The paper also reports fidelity audits. Event-level extraction has an average hallucination rate of 2.36% across conversations. For cross-event consolidation, the default constrained setting reports spurious link rates of 0.61% under the GPT judge, 3.41% under the Qwen judge, and 3.63% under the DeepSeek judge. In an unconstrained variant, the corresponding hallucinated cross-event link rates rise to 7.45%, 20.00%, and 15.14%, respectively. The authors interpret this as evidence that temporal and grounding constraints in the synthesis prompt materially improve faithfulness (Xu et al., 23 Apr 2026).
6. Broader significance, limitations, and relation to later structured-memory work
StructMem’s broader significance lies in its reformulation of conversational memory around the temporally grounded relational event. Rather than choosing between flat retrieval and explicit graph construction, it preserves factual and relational content together at event level and then induces higher-order connections through periodic synthesis. A plausible implication is that its main contribution is not merely improved recall, but a specific memory unit and update schedule: event-local binding first, cross-event abstraction second (Xu et al., 23 Apr 2026).

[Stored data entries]

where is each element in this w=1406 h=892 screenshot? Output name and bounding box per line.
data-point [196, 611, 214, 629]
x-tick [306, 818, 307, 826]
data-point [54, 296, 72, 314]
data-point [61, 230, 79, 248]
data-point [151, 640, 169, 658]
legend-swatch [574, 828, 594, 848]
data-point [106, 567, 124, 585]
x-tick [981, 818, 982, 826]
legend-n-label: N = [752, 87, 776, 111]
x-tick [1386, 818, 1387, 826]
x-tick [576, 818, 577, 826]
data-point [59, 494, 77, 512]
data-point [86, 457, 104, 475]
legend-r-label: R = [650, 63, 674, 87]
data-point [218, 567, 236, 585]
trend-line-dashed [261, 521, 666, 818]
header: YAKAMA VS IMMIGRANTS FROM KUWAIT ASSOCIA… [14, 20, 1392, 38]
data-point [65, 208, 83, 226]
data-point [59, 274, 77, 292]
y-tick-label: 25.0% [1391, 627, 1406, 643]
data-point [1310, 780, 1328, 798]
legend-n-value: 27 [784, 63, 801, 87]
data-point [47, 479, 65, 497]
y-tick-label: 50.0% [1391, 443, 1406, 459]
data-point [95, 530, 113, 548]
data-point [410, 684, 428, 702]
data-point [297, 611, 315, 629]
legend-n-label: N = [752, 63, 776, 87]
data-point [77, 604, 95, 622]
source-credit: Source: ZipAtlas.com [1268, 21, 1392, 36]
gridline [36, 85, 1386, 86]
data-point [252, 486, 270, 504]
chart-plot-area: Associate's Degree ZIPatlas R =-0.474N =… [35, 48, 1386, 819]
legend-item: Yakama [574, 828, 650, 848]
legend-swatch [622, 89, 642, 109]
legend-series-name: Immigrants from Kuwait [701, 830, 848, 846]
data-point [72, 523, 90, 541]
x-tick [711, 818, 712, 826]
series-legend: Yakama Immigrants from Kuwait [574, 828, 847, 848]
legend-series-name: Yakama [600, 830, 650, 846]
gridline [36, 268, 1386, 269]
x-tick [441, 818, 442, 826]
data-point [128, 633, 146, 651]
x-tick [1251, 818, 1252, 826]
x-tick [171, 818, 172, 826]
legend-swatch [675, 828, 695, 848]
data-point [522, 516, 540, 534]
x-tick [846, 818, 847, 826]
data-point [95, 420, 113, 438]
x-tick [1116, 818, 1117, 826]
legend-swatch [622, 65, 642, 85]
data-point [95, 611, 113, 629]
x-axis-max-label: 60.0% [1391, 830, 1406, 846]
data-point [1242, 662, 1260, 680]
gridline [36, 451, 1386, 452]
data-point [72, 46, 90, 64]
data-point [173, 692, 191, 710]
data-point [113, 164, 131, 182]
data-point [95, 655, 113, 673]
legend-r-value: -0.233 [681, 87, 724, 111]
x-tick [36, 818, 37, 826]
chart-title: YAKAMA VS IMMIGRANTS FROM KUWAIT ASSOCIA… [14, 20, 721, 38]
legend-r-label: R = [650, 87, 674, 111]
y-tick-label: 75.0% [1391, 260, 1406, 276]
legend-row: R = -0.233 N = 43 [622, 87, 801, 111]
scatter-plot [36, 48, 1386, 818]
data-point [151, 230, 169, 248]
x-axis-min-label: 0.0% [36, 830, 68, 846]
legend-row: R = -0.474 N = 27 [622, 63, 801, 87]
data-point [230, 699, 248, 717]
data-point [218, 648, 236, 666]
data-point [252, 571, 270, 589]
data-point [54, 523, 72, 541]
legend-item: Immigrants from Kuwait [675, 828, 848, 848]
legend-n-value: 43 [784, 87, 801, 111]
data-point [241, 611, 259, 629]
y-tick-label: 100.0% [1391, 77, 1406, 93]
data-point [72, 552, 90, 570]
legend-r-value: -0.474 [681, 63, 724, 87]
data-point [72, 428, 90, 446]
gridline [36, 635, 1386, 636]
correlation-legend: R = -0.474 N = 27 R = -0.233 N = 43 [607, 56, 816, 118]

§ Requirement A:
Answer these questions from the StructMem passage:
(i) What average hallucination rate does event-level extraction have across conversations?
(ii) In the default constrained setting, what spurious link rate is reported under the Qwen judge?
(iii) Around what unit does StructMem reformulate conversational memory?
§ Requirement B:
Write the next part of the StructMem passage, picking up after its final sentence.

§ Task output A:
(i) 2.36%
(ii) 3.41%
(iii) The temporally grounded relational event

§ Task output B:
The paper also notes limitations. The quality of dual-perspective extraction depends heavily on prompt quality, and the framework currently lacks an explicit mechanism for revising outdated facts, resolving contradictions, or updating user preferences over time. Open-domain performance also lags behind some competing systems, notably Zep. These limitations place StructMem within an ongoing research agenda rather than as a complete solution to long-term agent memory (Xu et al., 23 Apr 2026).
Subsequent structured-memory work makes the surrounding design space more explicit. StructMemEval argues that many benchmarks reward retrieval more than structure and that memory agents often fail because they do not recognize the appropriate memory schema unless prompted (Shutova et al., 11 Feb 2026). Memora proposes a harmonic memory representation with primary abstractions, concrete memory values, and cue anchors, and formally shows that standard RAG and KG-based memory can emerge as special cases (Xia et al., 3 Feb 2026). MemIR argues for typed memory atoms that separate page atoms, span atoms, handle atoms, time atoms, pivot atoms, and claim atoms, with only claims treated as truth-bearing and all retrieval routed through claim-centered bundles (Jin et al., 25 May 2026). Together, these works suggest that StructMem occupies an influential position in a broader transition from flat conversational memory toward structured, hierarchical, and provenance-sensitive memory architectures.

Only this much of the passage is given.